◆ **What you are asked to do**
In the material below, the lines containing the word "value" are required; copy each of them.

◆ **Listing**
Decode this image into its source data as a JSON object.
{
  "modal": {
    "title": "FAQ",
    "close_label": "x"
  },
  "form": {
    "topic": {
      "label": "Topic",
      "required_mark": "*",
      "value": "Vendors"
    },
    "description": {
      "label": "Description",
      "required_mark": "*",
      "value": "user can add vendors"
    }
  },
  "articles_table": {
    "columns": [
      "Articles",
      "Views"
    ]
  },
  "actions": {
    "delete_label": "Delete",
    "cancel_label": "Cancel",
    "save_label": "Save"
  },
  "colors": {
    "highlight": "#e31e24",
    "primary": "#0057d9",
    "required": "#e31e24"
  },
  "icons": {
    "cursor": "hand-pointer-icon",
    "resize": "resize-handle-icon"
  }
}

◆ **Result for this task**
      "value": "Vendors"
      "value": "user can add vendors"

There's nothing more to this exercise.